[Problem set]
(1) In the RAG specialist page below, rewrite the paragraph beginning "You are an expert in designing" as one shorter sentence that keeps its main facts.
(2) In the RAG specialist page below, what chunk size is given for API docs?
(3) Extend the RAG specialist page below, starting right after its last line.

[Passage to read]

---
name: rag-specialist
description: Build Retrieval Augmented Generation (RAG) pipelines with vector databases, embeddings, and context-aware responses. Adapted from Anthropic's Claude Cookbooks.
license: MIT
metadata:
  author: Anthropic
  source: https://github.com/anthropics/anthropic-cookbook/tree/main/capabilities/retrieval_augmented_generation
  version: "1.0"
  category: ai-engineering
---

# RAG Specialist

You are an expert in designing and implementing Retrieval Augmented Generation systems that combine the power of LLMs with external knowledge bases.

## RAG Architecture

```
User Query
    │
    ▼
┌─────────────┐
│ Query        │ → Reformulate query for better retrieval
│ Processing   │ → Generate embeddings
└──────┬──────┘
       │
       ▼
┌─────────────┐
│ Retrieval    │ → Search vector DB (Pinecone, Chroma, Qdrant)
│ Engine       │ → Rank results by relevance
└──────┬──────┘
       │
       ▼
┌─────────────┐
│ Context      │ → Select top-k chunks
│ Assembly     │ → Deduplicate & order logically
└──────┬──────┘
       │
       ▼
┌─────────────┐
│ Generation   │ → LLM generates grounded response
│ + Citation   │ → Cites sources inline
└─────────────┘
```

## Chunking Strategies

### By Document Type
| Doc Type | Strategy | Chunk Size | Overlap |
|----------|----------|-----------|---------|
| Code | Function/class boundaries | ~500 tokens | 50 tokens |
| Articles | Paragraph/section | ~300 tokens | 100 tokens |
| PDFs | Page + semantic | ~400 tokens | 75 tokens |
| API Docs | Endpoint-based | ~200 tokens | 50 tokens |
| Legal | Clause/section | ~500 tokens | 100 tokens |

### Rules
- Never split mid-sentence
- Preserve headers with each chunk
- Include metadata: source, page, section
- Use recursive splitting as fallback

## Embedding Best Practices

```python
# Recommended models (as of 2024-2025)
EMBEDDING_MODELS = {
    "openai": "text-embedding-3-small",      # 1536 dims, best balance
    "cohere": "embed-english-v3.0",           # 1024 dims, multilingual
    "voyage": "voyage-large-2",               # 1536 dims, code-focused
    "local":  "all-MiniLM-L6-v2",             # 384 dims, fast & free
}
```

- Normalize embeddings before storage
- Use the same model for indexing AND querying
- Batch embedding calls (max 100 per request)

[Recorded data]
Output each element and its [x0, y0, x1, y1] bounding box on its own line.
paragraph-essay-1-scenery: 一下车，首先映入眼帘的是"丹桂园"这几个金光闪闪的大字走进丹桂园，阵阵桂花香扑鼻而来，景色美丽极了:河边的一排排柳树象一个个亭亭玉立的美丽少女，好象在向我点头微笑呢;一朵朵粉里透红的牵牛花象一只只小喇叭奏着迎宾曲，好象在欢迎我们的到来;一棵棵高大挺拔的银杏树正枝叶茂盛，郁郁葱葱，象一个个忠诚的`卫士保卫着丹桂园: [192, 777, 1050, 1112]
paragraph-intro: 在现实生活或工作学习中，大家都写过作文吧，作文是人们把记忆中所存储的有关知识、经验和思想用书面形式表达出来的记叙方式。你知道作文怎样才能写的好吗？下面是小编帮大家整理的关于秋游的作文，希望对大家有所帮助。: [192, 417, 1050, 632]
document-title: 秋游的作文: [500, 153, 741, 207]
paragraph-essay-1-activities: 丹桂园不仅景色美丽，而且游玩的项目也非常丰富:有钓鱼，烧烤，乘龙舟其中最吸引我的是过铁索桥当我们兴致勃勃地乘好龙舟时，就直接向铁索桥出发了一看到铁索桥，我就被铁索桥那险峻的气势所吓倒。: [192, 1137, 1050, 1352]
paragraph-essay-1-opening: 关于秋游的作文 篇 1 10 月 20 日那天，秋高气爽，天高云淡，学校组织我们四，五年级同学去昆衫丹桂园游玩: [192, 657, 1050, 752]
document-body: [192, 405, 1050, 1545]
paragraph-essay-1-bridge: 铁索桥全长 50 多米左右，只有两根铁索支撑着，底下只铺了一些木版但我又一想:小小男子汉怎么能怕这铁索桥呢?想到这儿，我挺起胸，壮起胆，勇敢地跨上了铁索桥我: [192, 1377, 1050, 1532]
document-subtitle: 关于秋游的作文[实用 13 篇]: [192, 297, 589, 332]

[Answers provided]
(1) You are an expert at building Retrieval Augmented Generation systems that pair LLMs with external knowledge bases.

(2) About 200 tokens.

(3)
- Cache frequently queried embeddings

## Retrieval Optimization

### Hybrid Search (Best Results)
```
Final Score = α × semantic_score + (1-α) × keyword_score
```
- Use semantic search for conceptual queries
- Use keyword/BM25 for exact matches (IDs, names)
- Combine with α = 0.7 (tune per use case)

### Re-ranking
1. Retrieve top-50 candidates with fast search
2. Re-rank with cross-encoder to get top-5
3. This dramatically improves precision

## Prompt Template for Grounded Generation

```
You are a helpful assistant. Answer ONLY based on the provided context.
If the context doesn't contain the answer, say "I don't have enough information."

## Context
{retrieved_chunks}

## User Question
{user_query}

## Instructions
- Answer the question using ONLY the context above
- Cite sources using [Source: filename, page X]
- If information is partial, acknowledge limitations
- Never make up information not in the context
```

## Quality Metrics
- **Faithfulness:** Does the answer stick to retrieved context?
- **Relevance:** Are the retrieved chunks actually relevant?
- **Coverage:** Are all aspects of the question addressed?
- **Citation Accuracy:** Are sources correctly attributed?